● **TASK TO COMPLETE**
Beginning with the line that contains "Read this page and output its text content.", extract each line through the end of the listing below, with no additions or omissions.

Extracted records
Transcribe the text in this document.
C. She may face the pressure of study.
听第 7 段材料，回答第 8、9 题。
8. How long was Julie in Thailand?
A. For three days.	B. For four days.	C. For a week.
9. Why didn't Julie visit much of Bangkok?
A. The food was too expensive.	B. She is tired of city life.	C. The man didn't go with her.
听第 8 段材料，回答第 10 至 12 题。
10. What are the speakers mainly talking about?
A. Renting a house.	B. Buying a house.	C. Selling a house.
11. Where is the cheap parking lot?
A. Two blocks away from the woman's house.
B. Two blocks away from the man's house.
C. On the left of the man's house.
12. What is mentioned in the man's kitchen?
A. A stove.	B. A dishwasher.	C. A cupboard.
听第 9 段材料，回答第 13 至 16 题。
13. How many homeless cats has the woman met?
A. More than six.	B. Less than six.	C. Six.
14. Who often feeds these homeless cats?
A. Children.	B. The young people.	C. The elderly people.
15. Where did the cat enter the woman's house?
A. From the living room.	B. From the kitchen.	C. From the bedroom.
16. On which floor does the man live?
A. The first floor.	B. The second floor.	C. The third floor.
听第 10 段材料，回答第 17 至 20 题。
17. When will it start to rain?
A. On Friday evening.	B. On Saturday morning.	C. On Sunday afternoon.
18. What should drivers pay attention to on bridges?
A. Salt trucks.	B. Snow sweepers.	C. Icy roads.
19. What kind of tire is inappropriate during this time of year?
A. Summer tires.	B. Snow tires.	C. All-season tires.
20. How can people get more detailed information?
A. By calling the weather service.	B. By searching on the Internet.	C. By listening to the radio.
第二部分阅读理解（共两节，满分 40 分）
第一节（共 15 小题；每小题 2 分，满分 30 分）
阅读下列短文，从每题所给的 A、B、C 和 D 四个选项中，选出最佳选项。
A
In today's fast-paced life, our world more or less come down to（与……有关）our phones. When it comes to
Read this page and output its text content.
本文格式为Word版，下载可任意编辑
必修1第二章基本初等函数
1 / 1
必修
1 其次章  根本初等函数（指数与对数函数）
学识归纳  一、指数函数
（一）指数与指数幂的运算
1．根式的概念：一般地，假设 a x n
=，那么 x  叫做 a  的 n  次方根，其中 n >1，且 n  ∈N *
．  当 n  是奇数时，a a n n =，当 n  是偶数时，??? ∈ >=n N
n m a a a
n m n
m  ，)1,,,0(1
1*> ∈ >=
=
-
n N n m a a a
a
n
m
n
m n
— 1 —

● **THE COMPLETED TASK**
Read this page and output its text content.
本文格式为Word版，下载可任意编辑
必修1第二章基本初等函数
1 / 1
必修
1 其次章  根本初等函数（指数与对数函数）
学识归纳  一、指数函数
（一）指数与指数幂的运算
1．根式的概念：一般地，假设 a x n
=，那么 x  叫做 a  的 n  次方根，其中 n >1，且 n  ∈N *
．  当 n  是奇数时，a a n n =，当 n  是偶数时，??? ∈ >=n N
n m a a a
n m n
m  ，)1,,,0(1
1*> ∈ >=
=
-
n N n m a a a
a
n
m
n
m n
— 1 —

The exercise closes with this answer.